_Task goal:_ Every record must be repeated exactly, with no omission.

· · · ·

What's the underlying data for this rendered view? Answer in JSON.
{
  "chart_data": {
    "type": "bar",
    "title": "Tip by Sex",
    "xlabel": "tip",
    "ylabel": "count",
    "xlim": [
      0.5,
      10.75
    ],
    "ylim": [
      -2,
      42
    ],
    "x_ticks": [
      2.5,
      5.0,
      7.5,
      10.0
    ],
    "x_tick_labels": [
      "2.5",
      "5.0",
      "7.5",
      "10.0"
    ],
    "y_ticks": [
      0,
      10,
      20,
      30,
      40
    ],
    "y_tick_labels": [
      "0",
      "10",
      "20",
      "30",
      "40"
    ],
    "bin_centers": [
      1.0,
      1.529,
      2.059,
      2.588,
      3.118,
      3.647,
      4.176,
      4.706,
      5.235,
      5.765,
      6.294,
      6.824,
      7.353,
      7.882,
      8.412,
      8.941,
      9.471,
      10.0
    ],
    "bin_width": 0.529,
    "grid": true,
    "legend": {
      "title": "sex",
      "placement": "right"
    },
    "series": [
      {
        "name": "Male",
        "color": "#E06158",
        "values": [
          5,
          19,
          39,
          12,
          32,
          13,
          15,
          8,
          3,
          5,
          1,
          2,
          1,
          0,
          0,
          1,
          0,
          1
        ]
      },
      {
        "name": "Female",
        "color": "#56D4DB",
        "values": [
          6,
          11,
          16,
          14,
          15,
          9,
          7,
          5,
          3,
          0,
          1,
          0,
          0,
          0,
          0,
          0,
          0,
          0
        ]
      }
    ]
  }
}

· · · ·

_Output for this task:_
What's the underlying data for this rendered view? Answer in JSON.
{
  "chart_data": {
    "type": "bar",
    "title": "Tip by Sex",
    "xlabel": "tip",
    "ylabel": "count",
    "xlim": [
      0.5,
      10.75
    ],
    "ylim": [
      -2,
      42
    ],
    "x_ticks": [
      2.5,
      5.0,
      7.5,
      10.0
    ],
    "x_tick_labels": [
      "2.5",
      "5.0",
      "7.5",
      "10.0"
    ],
    "y_ticks": [
      0,
      10,
      20,
      30,
      40
    ],
    "y_tick_labels": [
      "0",
      "10",
      "20",
      "30",
      "40"
    ],
    "bin_centers": [
      1.0,
      1.529,
      2.059,
      2.588,
      3.118,
      3.647,
      4.176,
      4.706,
      5.235,
      5.765,
      6.294,
      6.824,
      7.353,
      7.882,
      8.412,
      8.941,
      9.471,
      10.0
    ],
    "bin_width": 0.529,
    "grid": true,
    "legend": {
      "title": "sex",
      "placement": "right"
    },
    "series": [
      {
        "name": "Male",
        "color": "#E06158",
        "values": [
          5,
          19,
          39,
          12,
          32,
          13,
          15,
          8,
          3,
          5,
          1,
          2,
          1,
          0,
          0,
          1,
          0,
          1
        ]
      },
      {
        "name": "Female",
        "color": "#56D4DB",
        "values": [
          6,
          11,
          16,
          14,
          15,
          9,
          7,
          5,
          3,
          0,
          1,
          0,
          0,
          0,
          0,
          0,
          0,
          0
        ]
      }
    ]
  }
}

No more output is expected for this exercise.